#### What is needed:
Below are records. Copy every line with "Synthetics" in it.
++++ Dataset extract ++++
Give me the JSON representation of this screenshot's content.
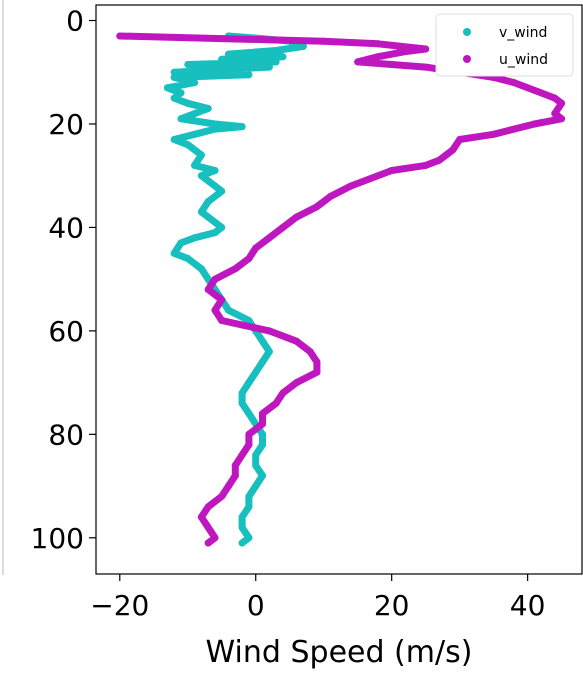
{
  "chart_data": {
    "type": "scatter",
    "xlabel": "Wind Speed (m/s)",
    "ylabel": "",
    "xlim": [
      -23.5,
      48
    ],
    "ylim": [
      -3,
      107
    ],
    "y_inverted": true,
    "x_ticks": [
      -20,
      0,
      20,
      40
    ],
    "x_tick_labels": [
      "−20",
      "0",
      "20",
      "40"
    ],
    "y_ticks": [
      0,
      20,
      40,
      60,
      80,
      100
    ],
    "y_tick_labels": [
      "0",
      "20",
      "40",
      "60",
      "80",
      "100"
    ],
    "grid": false,
    "legend_position": "top-right",
    "series": [
      {
        "name": "v_wind",
        "color": "#17bfbf",
        "points": [
          [
            -4,
            3
          ],
          [
            1,
            3.5
          ],
          [
            5,
            4
          ],
          [
            7,
            5
          ],
          [
            3,
            5.8
          ],
          [
            -4,
            6.5
          ],
          [
            4,
            7
          ],
          [
            -5,
            7.5
          ],
          [
            3,
            8
          ],
          [
            -10,
            8.5
          ],
          [
            2,
            9
          ],
          [
            -12,
            10
          ],
          [
            -1,
            10.5
          ],
          [
            -12,
            11
          ],
          [
            -9,
            12
          ],
          [
            -13,
            13
          ],
          [
            -11,
            14
          ],
          [
            -12,
            15
          ],
          [
            -10,
            16
          ],
          [
            -7,
            17
          ],
          [
            -9,
            18
          ],
          [
            -11,
            19
          ],
          [
            -6,
            20
          ],
          [
            -2,
            20.5
          ],
          [
            -6,
            21
          ],
          [
            -9,
            22
          ],
          [
            -12,
            23
          ],
          [
            -10,
            24
          ],
          [
            -8,
            26
          ],
          [
            -9,
            28
          ],
          [
            -6,
            29
          ],
          [
            -8,
            30
          ],
          [
            -6,
            32
          ],
          [
            -5,
            33
          ],
          [
            -7,
            35
          ],
          [
            -8,
            37
          ],
          [
            -7,
            38
          ],
          [
            -5,
            40
          ],
          [
            -6,
            41
          ],
          [
            -9,
            42
          ],
          [
            -11,
            43
          ],
          [
            -12,
            45
          ],
          [
            -10,
            46
          ],
          [
            -8,
            48
          ],
          [
            -7,
            50
          ],
          [
            -6,
            52
          ],
          [
            -5,
            54
          ],
          [
            -4,
            56
          ],
          [
            -1,
            58
          ],
          [
            0,
            60
          ],
          [
            1,
            62
          ],
          [
            2,
            64
          ],
          [
            1,
            66
          ],
          [
            0,
            68
          ],
          [
            -1,
            70
          ],
          [
            -2,
            72
          ],
          [
            -2,
            74
          ],
          [
            -1,
            76
          ],
          [
            0,
            78
          ],
          [
            1,
            80
          ],
          [
            1,
            82
          ],
          [
            0,
            84
          ],
          [
            0,
            86
          ],
          [
            1,
            88
          ],
          [
            0,
            90
          ],
          [
            -1,
            92
          ],
          [
            -1,
            94
          ],
          [
            -2,
            96
          ],
          [
            -2,
            98
          ],
          [
            -1,
            100
          ],
          [
            -2,
            101
          ]
        ]
      },
      {
        "name": "u_wind",
        "color": "#bf17bf",
        "points": [
          [
            -20,
            3
          ],
          [
            -5,
            3.5
          ],
          [
            10,
            4
          ],
          [
            18,
            4.5
          ],
          [
            25,
            5.5
          ],
          [
            22,
            6
          ],
          [
            18,
            7
          ],
          [
            15,
            8
          ],
          [
            20,
            8.5
          ],
          [
            25,
            9
          ],
          [
            30,
            10
          ],
          [
            35,
            11
          ],
          [
            38,
            12
          ],
          [
            42,
            14
          ],
          [
            44,
            15
          ],
          [
            45,
            16
          ],
          [
            44,
            18
          ],
          [
            45,
            19
          ],
          [
            41,
            20
          ],
          [
            35,
            22
          ],
          [
            30,
            23
          ],
          [
            29,
            25
          ],
          [
            27,
            27
          ],
          [
            25,
            28
          ],
          [
            20,
            29
          ],
          [
            14,
            32
          ],
          [
            11,
            34
          ],
          [
            9,
            36
          ],
          [
            6,
            38
          ],
          [
            4,
            40
          ],
          [
            2,
            42
          ],
          [
            0,
            44
          ],
          [
            -1,
            46
          ],
          [
            -3,
            48
          ],
          [
            -6,
            50
          ],
          [
            -7,
            52
          ],
          [
            -5,
            54
          ],
          [
            -6,
            56
          ],
          [
            -5,
            58
          ],
          [
            2,
            60
          ],
          [
            6,
            62
          ],
          [
            8,
            64
          ],
          [
            9,
            66
          ],
          [
            9,
            68
          ],
          [
            6,
            70
          ],
          [
            4,
            72
          ],
          [
            3,
            74
          ],
          [
            1,
            76
          ],
          [
            1,
            78
          ],
          [
            -1,
            80
          ],
          [
            -1,
            82
          ],
          [
            -2,
            84
          ],
          [
            -3,
            86
          ],
          [
            -3,
            88
          ],
          [
            -4,
            90
          ],
          [
            -5,
            92
          ],
          [
            -7,
            94
          ],
          [
            -8,
            96
          ],
          [
            -7,
            98
          ],
          [
            -6,
            100
          ],
          [
            -7,
            101
          ]
        ]
      }
    ]
  }
}
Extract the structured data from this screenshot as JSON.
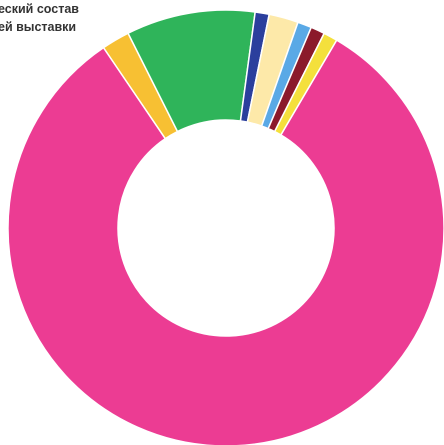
{
  "chart_data": {
    "type": "pie",
    "donut": true,
    "title_lines": [
      "еский состав",
      "ей выставки"
    ],
    "series": [
      {
        "color": "#ec3c93",
        "value": 79.0
      },
      {
        "color": "#f7c033",
        "value": 2.0
      },
      {
        "color": "#2fb45a",
        "value": 9.2
      },
      {
        "color": "#2b3f9d",
        "value": 1.0
      },
      {
        "color": "#fde9a9",
        "value": 2.1
      },
      {
        "color": "#5aa9e6",
        "value": 1.0
      },
      {
        "color": "#8b1a2b",
        "value": 1.0
      },
      {
        "color": "#f4e03c",
        "value": 1.0
      }
    ]
  }
}
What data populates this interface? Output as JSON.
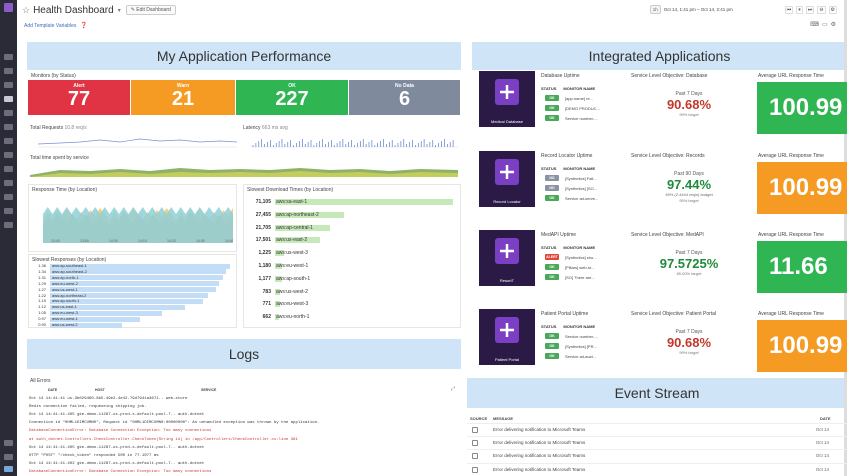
{
  "header": {
    "title": "Health Dashboard",
    "edit_label": "Edit Dashboard",
    "time_zone": "1h",
    "time_range": "Oct 14, 1:41 pm  –  Oct 14, 2:41 pm",
    "add_template": "Add Template Variables"
  },
  "my_app": {
    "banner": "My Application Performance",
    "monitors_title": "Monitors (by Status)",
    "monitors": [
      {
        "label": "Alert",
        "value": "77",
        "color": "#e03444"
      },
      {
        "label": "Warn",
        "value": "21",
        "color": "#f59a23"
      },
      {
        "label": "OK",
        "value": "227",
        "color": "#2fb551"
      },
      {
        "label": "No Data",
        "value": "6",
        "color": "#7f8a9d"
      }
    ],
    "total_requests_label": "Total Requests",
    "total_requests_value": "10.8 req/s",
    "latency_label": "Latency",
    "latency_value": "663 ms avg",
    "total_time_label": "Total time spent by service",
    "response_time_title": "Response Time (by Location)",
    "slowest_download_title": "Slowest Download Times (by Location)",
    "slowest_download": [
      {
        "value": "71,105",
        "name": "aws:sa-east-1",
        "fraction": 1.0
      },
      {
        "value": "27,455",
        "name": "aws:ap-northeast-2",
        "fraction": 0.39
      },
      {
        "value": "21,705",
        "name": "aws:ap-central-1",
        "fraction": 0.31
      },
      {
        "value": "17,501",
        "name": "aws:us-east-2",
        "fraction": 0.25
      },
      {
        "value": "1,225",
        "name": "aws:us-west-3",
        "fraction": 0.05
      },
      {
        "value": "1,180",
        "name": "aws:eu-west-1",
        "fraction": 0.04
      },
      {
        "value": "1,177",
        "name": "aws:ap-south-1",
        "fraction": 0.04
      },
      {
        "value": "783",
        "name": "aws:us-west-2",
        "fraction": 0.03
      },
      {
        "value": "771",
        "name": "aws:eu-west-3",
        "fraction": 0.03
      },
      {
        "value": "662",
        "name": "aws:eu-north-1",
        "fraction": 0.02
      }
    ],
    "slowest_responses_title": "Slowest Responses (by Location)",
    "slowest_responses": [
      {
        "value": "1.36",
        "name": "aws:ap-southeast-1",
        "fraction": 1.0
      },
      {
        "value": "1.34",
        "name": "aws:ap-southeast-2",
        "fraction": 0.98
      },
      {
        "value": "1.31",
        "name": "aws:ap-north-1",
        "fraction": 0.96
      },
      {
        "value": "1.29",
        "name": "aws:eu-west-2",
        "fraction": 0.94
      },
      {
        "value": "1.27",
        "name": "aws:us-west-1",
        "fraction": 0.92
      },
      {
        "value": "1.22",
        "name": "aws:ap-northeast-2",
        "fraction": 0.88
      },
      {
        "value": "1.19",
        "name": "aws:ap-south-1",
        "fraction": 0.85
      },
      {
        "value": "1.12",
        "name": "aws:us-east-1",
        "fraction": 0.75
      },
      {
        "value": "1.05",
        "name": "aws:eu-west-3",
        "fraction": 0.62
      },
      {
        "value": "0.97",
        "name": "aws:eu-west-1",
        "fraction": 0.5
      },
      {
        "value": "0.90",
        "name": "aws:us-west-2",
        "fraction": 0.4
      }
    ]
  },
  "logs": {
    "banner": "Logs",
    "title": "All Errors",
    "headers": {
      "date": "DATE",
      "host": "HOST",
      "service": "SERVICE"
    },
    "lines": [
      {
        "text": "Oct 14 14:41:41  us-3b029460-8b5-49e2-4e42-79d794ia3671..   web-store",
        "color": "#333"
      },
      {
        "text": "Redis connection failed, requeueing shipping job.",
        "color": "#333"
      },
      {
        "text": "Oct 14 14:41:41.405  gke-demo-11287-us-prod-s-default-pool-7..   auth-dotnet",
        "color": "#333"
      },
      {
        "text": "Connection id \"0HML1DIMCUMN0\", Request id \"0HML1DIMCUMN0:00000000\": An unhandled exception was thrown by the application.",
        "color": "#333"
      },
      {
        "text": "DatabaseConnectionError: Database Connection Exception: Too many connections",
        "color": "#c0392b"
      },
      {
        "text": "   at auth_dotnet.Controllers.CheckController.CheckToken(String id) in /app/Controllers/CheckController.cs:line 381",
        "color": "#c0392b"
      },
      {
        "text": "Oct 14 14:41:41.405  gke-demo-11287-us-prod-s-default-pool-7..   auth-dotnet",
        "color": "#333"
      },
      {
        "text": "HTTP \"POST\" \"/check_token\" responded 500 in 77.1077 ms",
        "color": "#333"
      },
      {
        "text": "Oct 14 14:41:41.402  gke-demo-11287-us-prod-s-default-pool-7..   auth-dotnet",
        "color": "#333"
      },
      {
        "text": "DatabaseConnectionError: Database Connection Exception: Too many connections",
        "color": "#c0392b"
      }
    ]
  },
  "integrated": {
    "banner": "Integrated Applications",
    "apps": [
      {
        "icon_label": "Medical Database",
        "monitor_title": "Database Uptime",
        "monitors": [
          {
            "status": "OK",
            "name": "[app.name] re..."
          },
          {
            "status": "OK",
            "name": "[DEMO PRODUC..."
          },
          {
            "status": "OK",
            "name": "Service number-..."
          }
        ],
        "slo_title": "Service Level Objective: Database",
        "period": "Past 7 Days",
        "pct": "90.68%",
        "pct_color": "#c0392b",
        "budget": "",
        "target": "99% target",
        "art_title": "Average URL Response Time",
        "art_value": "100.99",
        "art_color": "#2fb551"
      },
      {
        "icon_label": "Record Locator",
        "monitor_title": "Record Locator Uptime",
        "monitors": [
          {
            "status": "NO DATA",
            "name": "[Synthetics] Fail..."
          },
          {
            "status": "NO DATA",
            "name": "[Synthetics] [SO..."
          },
          {
            "status": "OK",
            "name": "Service ad-serve..."
          }
        ],
        "slo_title": "Service Level Objective: Records",
        "period": "Past 90 Days",
        "pct": "97.44%",
        "pct_color": "#1e8a3a",
        "budget": "49% (2,4444 req/s) budget",
        "target": "95% target",
        "art_title": "Average URL Response Time",
        "art_value": "100.99",
        "art_color": "#f59a23"
      },
      {
        "icon_label": "ResortT",
        "monitor_title": "MedAPI Uptime",
        "monitors": [
          {
            "status": "ALERT",
            "name": "[Synthetics] sho..."
          },
          {
            "status": "OK",
            "name": "[Pillars] web-st..."
          },
          {
            "status": "OK",
            "name": "[SO] There are..."
          }
        ],
        "slo_title": "Service Level Objective: MedAPI",
        "period": "Past 7 Days",
        "pct": "97.5725%",
        "pct_color": "#1e8a3a",
        "budget": "",
        "target": "85.00% target",
        "art_title": "Average URL Response Time",
        "art_value": "11.66",
        "art_color": "#2fb551"
      },
      {
        "icon_label": "Patient Portal",
        "monitor_title": "Patient Portal Uptime",
        "monitors": [
          {
            "status": "OK",
            "name": "Service number-..."
          },
          {
            "status": "OK",
            "name": "[Synthetics] [PR..."
          },
          {
            "status": "OK",
            "name": "Service ad-auct..."
          }
        ],
        "slo_title": "Service Level Objective: Patient Portal",
        "period": "Past 7 Days",
        "pct": "90.68%",
        "pct_color": "#c0392b",
        "budget": "",
        "target": "99% target",
        "art_title": "Average URL Response Time",
        "art_value": "100.99",
        "art_color": "#f59a23"
      }
    ],
    "status_header": "STATUS",
    "name_header": "MONITOR NAME"
  },
  "events": {
    "banner": "Event Stream",
    "headers": {
      "source": "SOURCE",
      "message": "MESSAGE",
      "date": "DATE"
    },
    "rows": [
      {
        "message": "Error delivering notification to Microsoft Teams",
        "date": "Oct 14"
      },
      {
        "message": "Error delivering notification to Microsoft Teams",
        "date": "Oct 14"
      },
      {
        "message": "Error delivering notification to Microsoft Teams",
        "date": "Oct 14"
      },
      {
        "message": "Error delivering notification to Microsoft Teams",
        "date": "Oct 14"
      },
      {
        "message": "Error delivering notification to Microsoft Teams",
        "date": "Oct 14"
      }
    ]
  },
  "chart_data": [
    {
      "type": "bar",
      "title": "Slowest Download Times (by Location)",
      "categories": [
        "aws:sa-east-1",
        "aws:ap-northeast-2",
        "aws:ap-central-1",
        "aws:us-east-2",
        "aws:us-west-3",
        "aws:eu-west-1",
        "aws:ap-south-1",
        "aws:us-west-2",
        "aws:eu-west-3",
        "aws:eu-north-1"
      ],
      "values": [
        71105,
        27455,
        21705,
        17501,
        1225,
        1180,
        1177,
        783,
        771,
        662
      ]
    },
    {
      "type": "area",
      "title": "Response Time (by Location)",
      "x": [
        "13:40",
        "13:50",
        "14:00",
        "14:10",
        "14:20",
        "14:30",
        "14:40"
      ],
      "series": [
        {
          "values": [
            3,
            5,
            2,
            6,
            4,
            6,
            3
          ]
        },
        {
          "values": [
            2,
            3,
            2,
            3,
            2,
            3,
            2
          ]
        }
      ]
    }
  ]
}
++++
#### Completed exercise:
            "name": "[Synthetics] Fail..."
            "name": "[Synthetics] [SO..."
            "name": "[Synthetics] sho..."
            "name": "[Synthetics] [PR..."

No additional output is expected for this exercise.